- _Stated goal_:
Exclude the pictures and reproduce the remaining data exactly as written.

-- Start Data for this exercise --

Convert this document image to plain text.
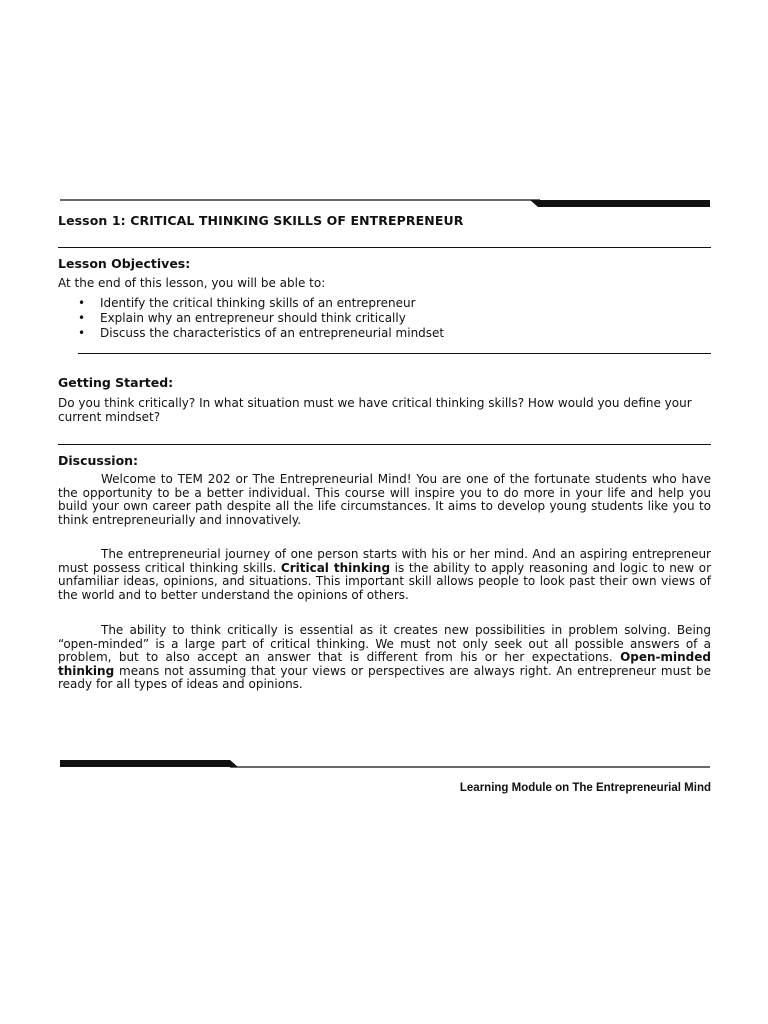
Lesson 1: CRITICAL THINKING SKILLS OF ENTREPRENEUR
Lesson Objectives:

At the end of this lesson, you will be able to:

• Identify the critical thinking skills of an entrepreneur
• Explain why an entrepreneur should think critically
• Discuss the characteristics of an entrepreneurial mindset
Getting Started:

Do you think critically? In what situation must we have critical thinking skills? How would you define your current mindset?

Discussion:

Welcome to TEM 202 or The Entrepreneurial Mind! You are one of the fortunate students who have the opportunity to be a better individual. This course will inspire you to do more in your life and help you build your own career path despite all the life circumstances. It aims to develop young students like you to think entrepreneurially and innovatively.

The entrepreneurial journey of one person starts with his or her mind. And an aspiring entrepreneur must possess critical thinking skills. Critical thinking is the ability to apply reasoning and logic to new or unfamiliar ideas, opinions, and situations. This important skill allows people to look past their own views of the world and to better understand the opinions of others.

The ability to think critically is essential as it creates new possibilities in problem solving. Being “open-minded” is a large part of critical thinking. We must not only seek out all possible answers of a problem, but to also accept an answer that is different from his or her expectations. Open-minded thinking means not assuming that your views or perspectives are always right. An entrepreneur must be ready for all types of ideas and opinions.

Learning Module on The Entrepreneurial Mind
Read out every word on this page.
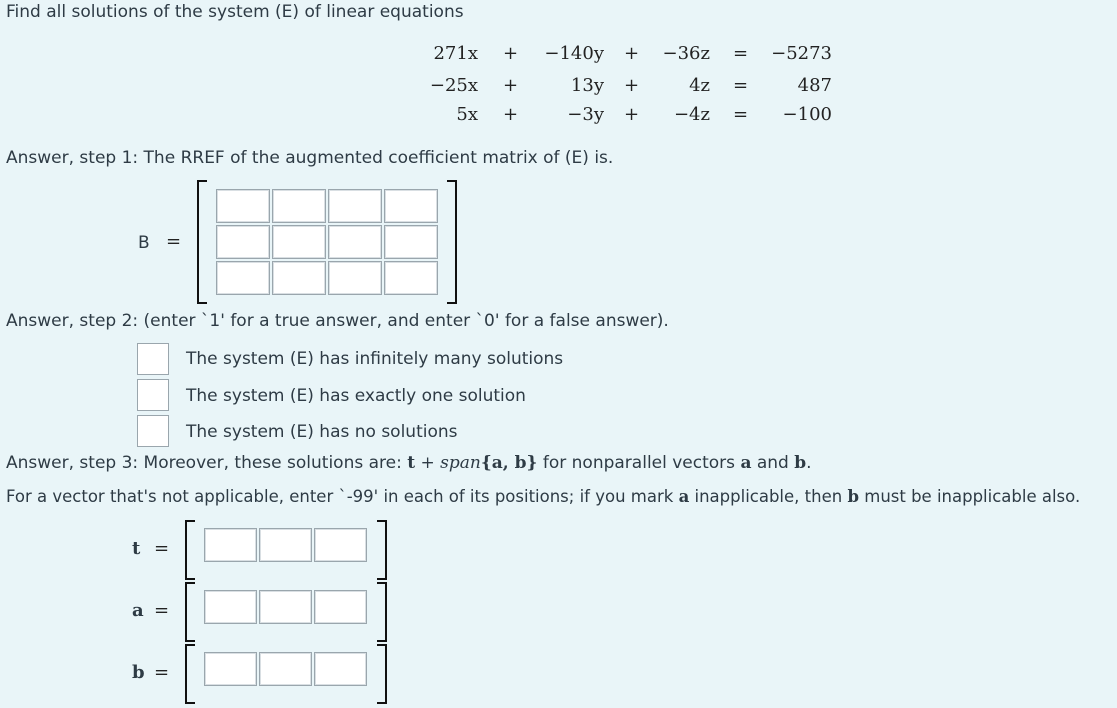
Find all solutions of the system (E) of linear equations
271x +	−140y +	−36z =	−5273
−25x +	13y +	4z =	487
5x +	−3y +	−4z =	−100
Answer, step 1: The RREF of the augmented coefficient matrix of (E) is.
B =
Answer, step 2: (enter `1' for a true answer, and enter `0' for a false answer).
The system (E) has infinitely many solutions
The system (E) has exactly one solution
The system (E) has no solutions
Answer, step 3: Moreover, these solutions are: t + span{a, b} for nonparallel vectors a and b.
For a vector that's not applicable, enter `-99' in each of its positions; if you mark a inapplicable, then b must be inapplicable also.
t =
a =
b =
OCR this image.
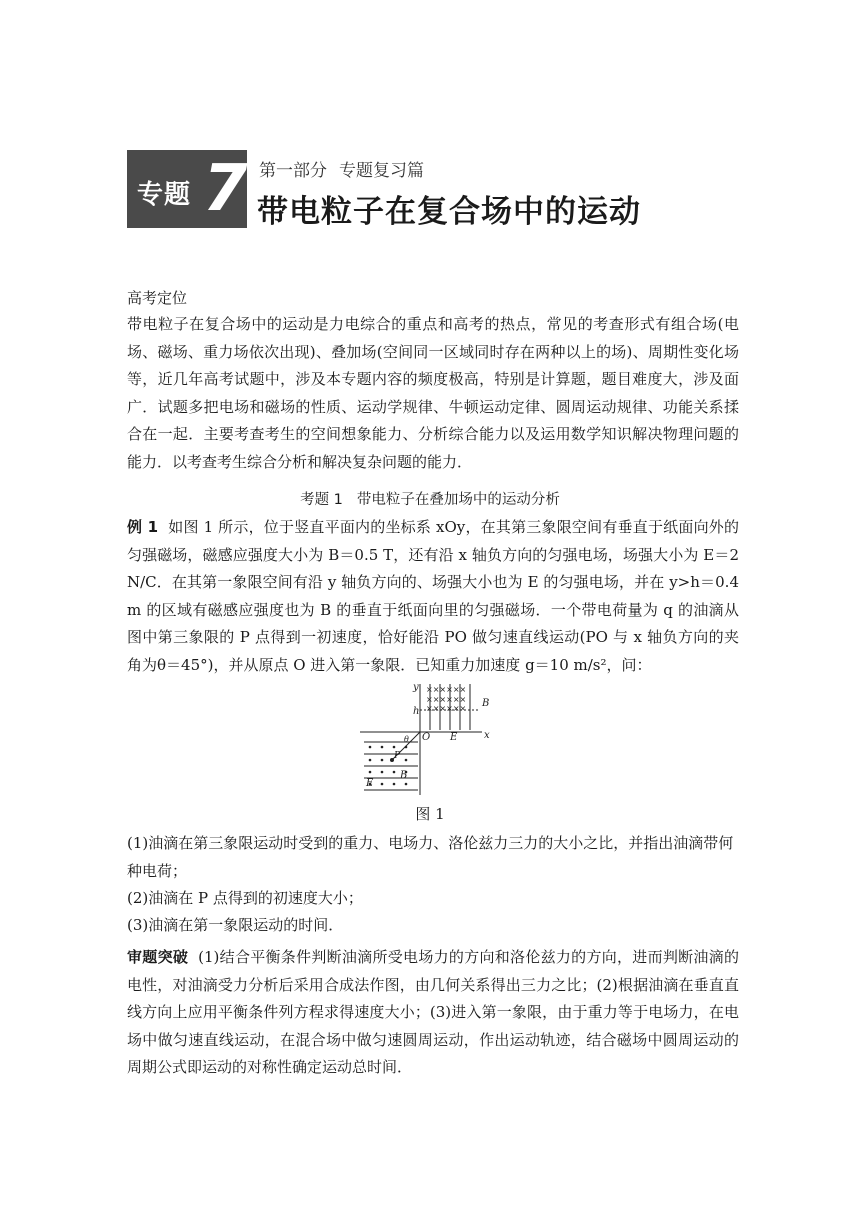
专题 7 第一部分 专题复习篇
带电粒子在复合场中的运动
高考定位

带电粒子在复合场中的运动是力电综合的重点和高考的热点，常见的考查形式有组合场(电场、磁场、重力场依次出现)、叠加场(空间同一区域同时存在两种以上的场)、周期性变化场等，近几年高考试题中，涉及本专题内容的频度极高，特别是计算题，题目难度大，涉及面广．试题多把电场和磁场的性质、运动学规律、牛顿运动定律、圆周运动规律、功能关系揉合在一起．主要考查考生的空间想象能力、分析综合能力以及运用数学知识解决物理问题的能力．以考查考生综合分析和解决复杂问题的能力．

考题 1 带电粒子在叠加场中的运动分析

例 1 如图 1 所示，位于竖直平面内的坐标系 xOy，在其第三象限空间有垂直于纸面向外的匀强磁场，磁感应强度大小为 B＝0.5 T，还有沿 x 轴负方向的匀强电场，场强大小为 E＝2 N/C．在其第一象限空间有沿 y 轴负方向的、场强大小也为 E 的匀强电场，并在 y>h＝0.4 m 的区域有磁感应强度也为 B 的垂直于纸面向里的匀强磁场．一个带电荷量为 q 的油滴从图中第三象限的 P 点得到一初速度，恰好能沿 PO 做匀速直线运动(PO 与 x 轴负方向的夹角为θ＝45°)，并从原点 O 进入第一象限．已知重力加速度 g＝10 m/s²，问：

××××××
××××××
××××××
y
h
B
O E	x
θ
P
B
E
图 1

(1)油滴在第三象限运动时受到的重力、电场力、洛伦兹力三力的大小之比，并指出油滴带何种电荷；

(2)油滴在 P 点得到的初速度大小；

(3)油滴在第一象限运动的时间．

审题突破 (1)结合平衡条件判断油滴所受电场力的方向和洛伦兹力的方向，进而判断油滴的电性，对油滴受力分析后采用合成法作图，由几何关系得出三力之比；(2)根据油滴在垂直直线方向上应用平衡条件列方程求得速度大小；(3)进入第一象限，由于重力等于电场力，在电场中做匀速直线运动，在混合场中做匀速圆周运动，作出运动轨迹，结合磁场中圆周运动的周期公式即运动的对称性确定运动总时间．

-- End Data for this exercise --

- _Complete output_:
Convert this document image to plain text.
Lesson 1: CRITICAL THINKING SKILLS OF ENTREPRENEUR
Lesson Objectives:

At the end of this lesson, you will be able to:

• Identify the critical thinking skills of an entrepreneur
• Explain why an entrepreneur should think critically
• Discuss the characteristics of an entrepreneurial mindset
Getting Started:

Do you think critically? In what situation must we have critical thinking skills? How would you define your current mindset?

Discussion:

Welcome to TEM 202 or The Entrepreneurial Mind! You are one of the fortunate students who have the opportunity to be a better individual. This course will inspire you to do more in your life and help you build your own career path despite all the life circumstances. It aims to develop young students like you to think entrepreneurially and innovatively.

The entrepreneurial journey of one person starts with his or her mind. And an aspiring entrepreneur must possess critical thinking skills. Critical thinking is the ability to apply reasoning and logic to new or unfamiliar ideas, opinions, and situations. This important skill allows people to look past their own views of the world and to better understand the opinions of others.

The ability to think critically is essential as it creates new possibilities in problem solving. Being “open-minded” is a large part of critical thinking. We must not only seek out all possible answers of a problem, but to also accept an answer that is different from his or her expectations. Open-minded thinking means not assuming that your views or perspectives are always right. An entrepreneur must be ready for all types of ideas and opinions.

Learning Module on The Entrepreneurial Mind
Read out every word on this page.
Find all solutions of the system (E) of linear equations
271x +	−140y +	−36z =	−5273
−25x +	13y +	4z =	487
5x +	−3y +	−4z =	−100
Answer, step 1: The RREF of the augmented coefficient matrix of (E) is.
B =
Answer, step 2: (enter `1' for a true answer, and enter `0' for a false answer).
The system (E) has infinitely many solutions
The system (E) has exactly one solution
The system (E) has no solutions
Answer, step 3: Moreover, these solutions are: t + span{a, b} for nonparallel vectors a and b.
For a vector that's not applicable, enter `-99' in each of its positions; if you mark a inapplicable, then b must be inapplicable also.
t =
a =
b =
OCR this image.
专题 7 第一部分 专题复习篇
带电粒子在复合场中的运动
高考定位

带电粒子在复合场中的运动是力电综合的重点和高考的热点，常见的考查形式有组合场(电场、磁场、重力场依次出现)、叠加场(空间同一区域同时存在两种以上的场)、周期性变化场等，近几年高考试题中，涉及本专题内容的频度极高，特别是计算题，题目难度大，涉及面广．试题多把电场和磁场的性质、运动学规律、牛顿运动定律、圆周运动规律、功能关系揉合在一起．主要考查考生的空间想象能力、分析综合能力以及运用数学知识解决物理问题的能力．以考查考生综合分析和解决复杂问题的能力．

考题 1 带电粒子在叠加场中的运动分析

例 1 如图 1 所示，位于竖直平面内的坐标系 xOy，在其第三象限空间有垂直于纸面向外的匀强磁场，磁感应强度大小为 B＝0.5 T，还有沿 x 轴负方向的匀强电场，场强大小为 E＝2 N/C．在其第一象限空间有沿 y 轴负方向的、场强大小也为 E 的匀强电场，并在 y>h＝0.4 m 的区域有磁感应强度也为 B 的垂直于纸面向里的匀强磁场．一个带电荷量为 q 的油滴从图中第三象限的 P 点得到一初速度，恰好能沿 PO 做匀速直线运动(PO 与 x 轴负方向的夹角为θ＝45°)，并从原点 O 进入第一象限．已知重力加速度 g＝10 m/s²，问：

××××××
××××××
××××××
y
h
B
O E	x
θ
P
B
E
图 1

(1)油滴在第三象限运动时受到的重力、电场力、洛伦兹力三力的大小之比，并指出油滴带何种电荷；

(2)油滴在 P 点得到的初速度大小；

(3)油滴在第一象限运动的时间．

审题突破 (1)结合平衡条件判断油滴所受电场力的方向和洛伦兹力的方向，进而判断油滴的电性，对油滴受力分析后采用合成法作图，由几何关系得出三力之比；(2)根据油滴在垂直直线方向上应用平衡条件列方程求得速度大小；(3)进入第一象限，由于重力等于电场力，在电场中做匀速直线运动，在混合场中做匀速圆周运动，作出运动轨迹，结合磁场中圆周运动的周期公式即运动的对称性确定运动总时间．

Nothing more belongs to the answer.